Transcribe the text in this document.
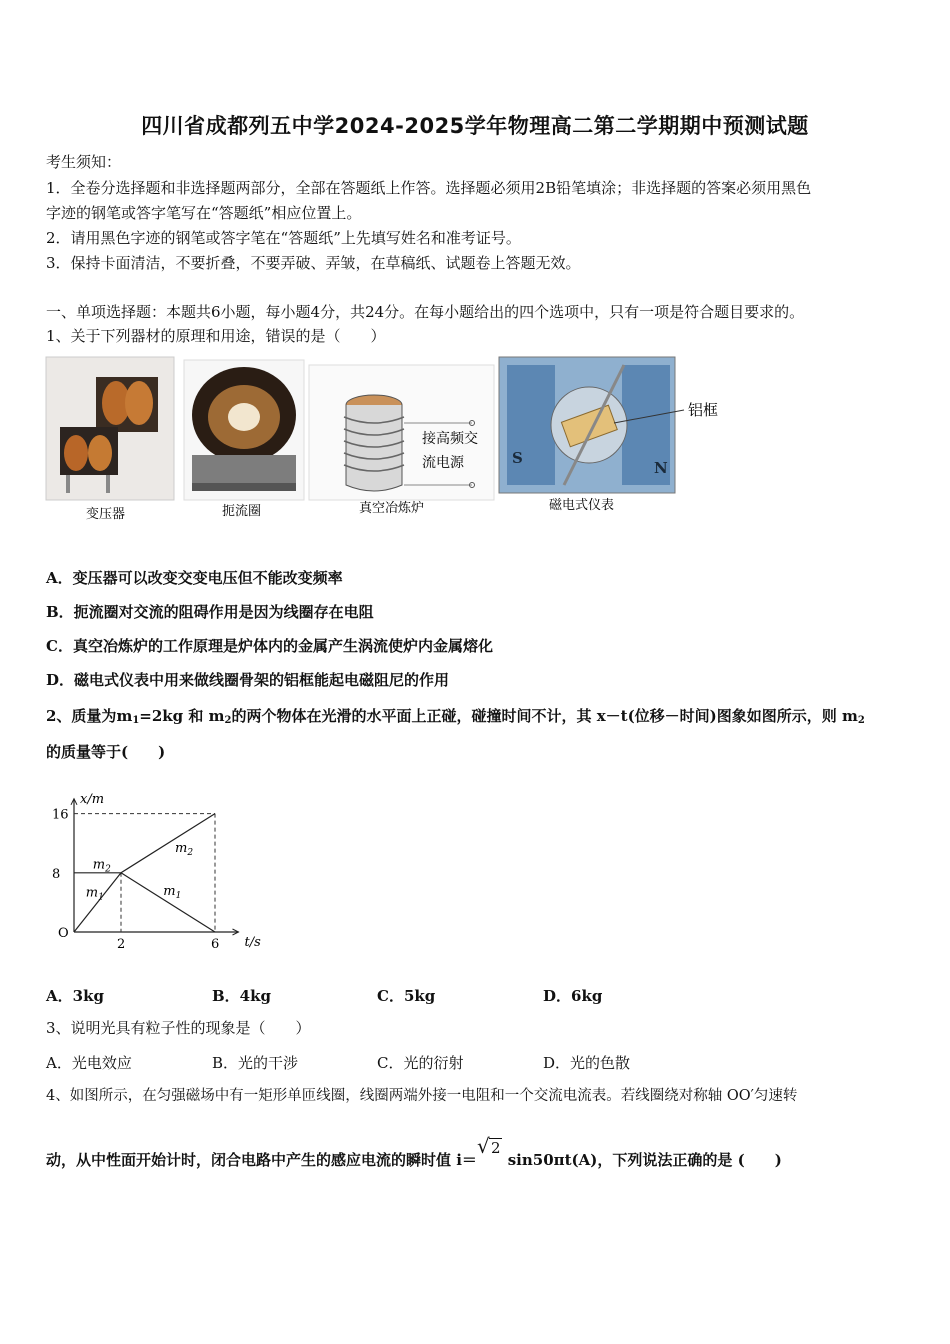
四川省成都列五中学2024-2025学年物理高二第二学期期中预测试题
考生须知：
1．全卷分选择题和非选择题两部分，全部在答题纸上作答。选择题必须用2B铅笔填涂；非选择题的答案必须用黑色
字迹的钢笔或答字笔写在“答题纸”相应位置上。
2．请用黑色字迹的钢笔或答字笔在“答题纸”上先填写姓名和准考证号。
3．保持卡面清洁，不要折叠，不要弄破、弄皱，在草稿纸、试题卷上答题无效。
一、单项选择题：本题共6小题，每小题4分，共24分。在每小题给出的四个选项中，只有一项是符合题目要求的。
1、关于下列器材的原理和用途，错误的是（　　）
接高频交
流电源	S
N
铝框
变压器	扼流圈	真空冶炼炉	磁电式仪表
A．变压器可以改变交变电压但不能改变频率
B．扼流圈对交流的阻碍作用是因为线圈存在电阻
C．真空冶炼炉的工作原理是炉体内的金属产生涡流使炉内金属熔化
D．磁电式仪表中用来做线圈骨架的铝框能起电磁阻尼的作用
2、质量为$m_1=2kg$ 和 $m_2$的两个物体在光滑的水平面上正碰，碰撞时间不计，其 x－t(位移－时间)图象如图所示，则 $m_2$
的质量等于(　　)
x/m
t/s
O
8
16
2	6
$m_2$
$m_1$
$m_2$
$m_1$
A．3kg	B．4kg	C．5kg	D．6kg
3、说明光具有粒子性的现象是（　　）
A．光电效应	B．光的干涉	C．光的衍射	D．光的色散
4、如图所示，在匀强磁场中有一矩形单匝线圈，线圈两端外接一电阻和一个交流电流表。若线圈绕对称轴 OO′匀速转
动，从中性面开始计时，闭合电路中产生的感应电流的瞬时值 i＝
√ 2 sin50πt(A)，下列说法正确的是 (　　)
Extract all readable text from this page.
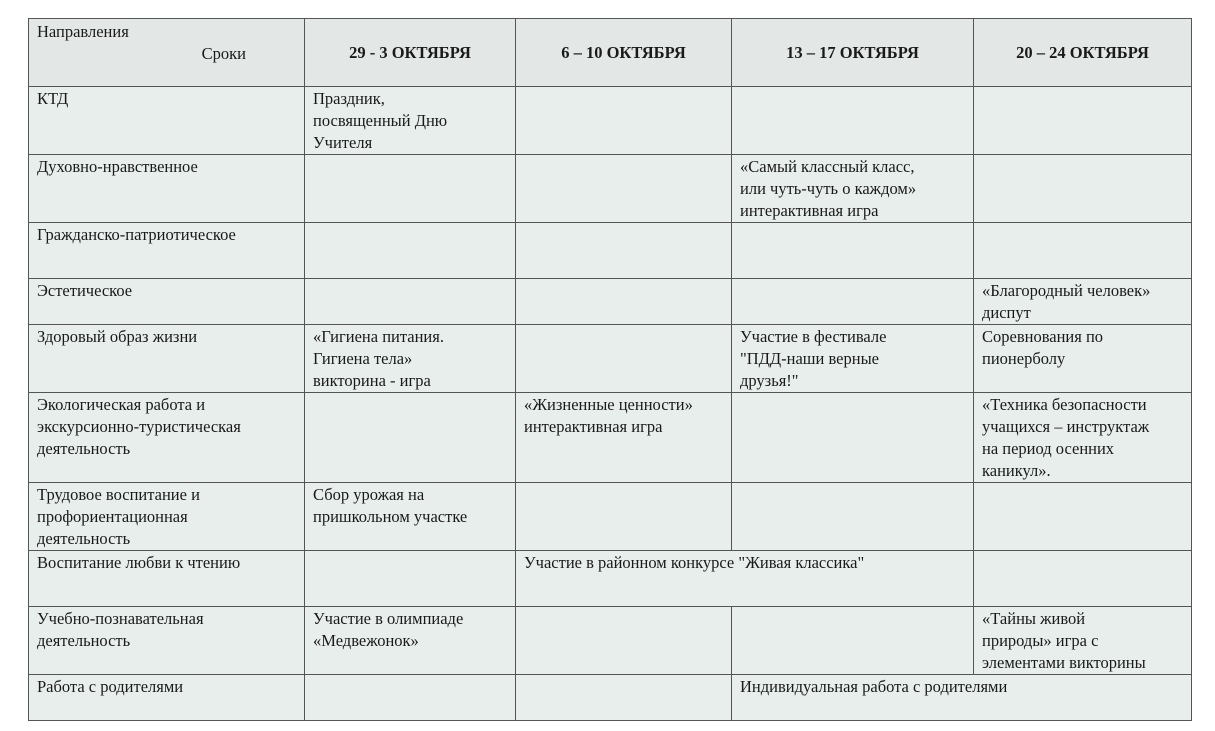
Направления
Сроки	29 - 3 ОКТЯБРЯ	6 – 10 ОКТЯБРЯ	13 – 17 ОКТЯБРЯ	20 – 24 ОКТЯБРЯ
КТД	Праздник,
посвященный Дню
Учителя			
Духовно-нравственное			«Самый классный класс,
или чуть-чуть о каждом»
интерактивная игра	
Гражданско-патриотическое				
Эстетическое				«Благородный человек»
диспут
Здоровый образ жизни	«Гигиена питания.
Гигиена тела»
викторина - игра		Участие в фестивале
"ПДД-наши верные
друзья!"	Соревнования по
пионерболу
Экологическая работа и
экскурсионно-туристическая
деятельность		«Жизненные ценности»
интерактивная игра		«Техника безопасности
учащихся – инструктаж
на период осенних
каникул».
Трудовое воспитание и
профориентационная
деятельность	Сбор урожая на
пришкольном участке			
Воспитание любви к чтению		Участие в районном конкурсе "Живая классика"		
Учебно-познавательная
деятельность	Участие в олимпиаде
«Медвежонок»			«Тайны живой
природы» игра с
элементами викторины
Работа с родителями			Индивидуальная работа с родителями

◆ GIVEN PROBLEM
Repeat each line of the records above exactly, but do not copy the pictures.

◆ EXERCISE ANSWER
Transcribe the text in this document.
四川省成都列五中学2024-2025学年物理高二第二学期期中预测试题
考生须知：
1．全卷分选择题和非选择题两部分，全部在答题纸上作答。选择题必须用2B铅笔填涂；非选择题的答案必须用黑色
字迹的钢笔或答字笔写在“答题纸”相应位置上。
2．请用黑色字迹的钢笔或答字笔在“答题纸”上先填写姓名和准考证号。
3．保持卡面清洁，不要折叠，不要弄破、弄皱，在草稿纸、试题卷上答题无效。
一、单项选择题：本题共6小题，每小题4分，共24分。在每小题给出的四个选项中，只有一项是符合题目要求的。
1、关于下列器材的原理和用途，错误的是（　　）
接高频交
流电源	S
N
铝框
变压器	扼流圈	真空冶炼炉	磁电式仪表
A．变压器可以改变交变电压但不能改变频率
B．扼流圈对交流的阻碍作用是因为线圈存在电阻
C．真空冶炼炉的工作原理是炉体内的金属产生涡流使炉内金属熔化
D．磁电式仪表中用来做线圈骨架的铝框能起电磁阻尼的作用
2、质量为$m_1=2kg$ 和 $m_2$的两个物体在光滑的水平面上正碰，碰撞时间不计，其 x－t(位移－时间)图象如图所示，则 $m_2$
的质量等于(　　)
x/m
t/s
O
8
16
2	6
$m_2$
$m_1$
$m_2$
$m_1$
A．3kg	B．4kg	C．5kg	D．6kg
3、说明光具有粒子性的现象是（　　）
A．光电效应	B．光的干涉	C．光的衍射	D．光的色散
4、如图所示，在匀强磁场中有一矩形单匝线圈，线圈两端外接一电阻和一个交流电流表。若线圈绕对称轴 OO′匀速转
动，从中性面开始计时，闭合电路中产生的感应电流的瞬时值 i＝
√ 2 sin50πt(A)，下列说法正确的是 (　　)
Extract all readable text from this page.
Направления
Сроки	29 - 3 ОКТЯБРЯ	6 – 10 ОКТЯБРЯ	13 – 17 ОКТЯБРЯ	20 – 24 ОКТЯБРЯ
КТД	Праздник,
посвященный Дню
Учителя			
Духовно-нравственное			«Самый классный класс,
или чуть-чуть о каждом»
интерактивная игра	
Гражданско-патриотическое				
Эстетическое				«Благородный человек»
диспут
Здоровый образ жизни	«Гигиена питания.
Гигиена тела»
викторина - игра		Участие в фестивале
"ПДД-наши верные
друзья!"	Соревнования по
пионерболу
Экологическая работа и
экскурсионно-туристическая
деятельность		«Жизненные ценности»
интерактивная игра		«Техника безопасности
учащихся – инструктаж
на период осенних
каникул».
Трудовое воспитание и
профориентационная
деятельность	Сбор урожая на
пришкольном участке			
Воспитание любви к чтению		Участие в районном конкурсе "Живая классика"		
Учебно-познавательная
деятельность	Участие в олимпиаде
«Медвежонок»			«Тайны живой
природы» игра с
элементами викторины
Работа с родителями			Индивидуальная работа с родителями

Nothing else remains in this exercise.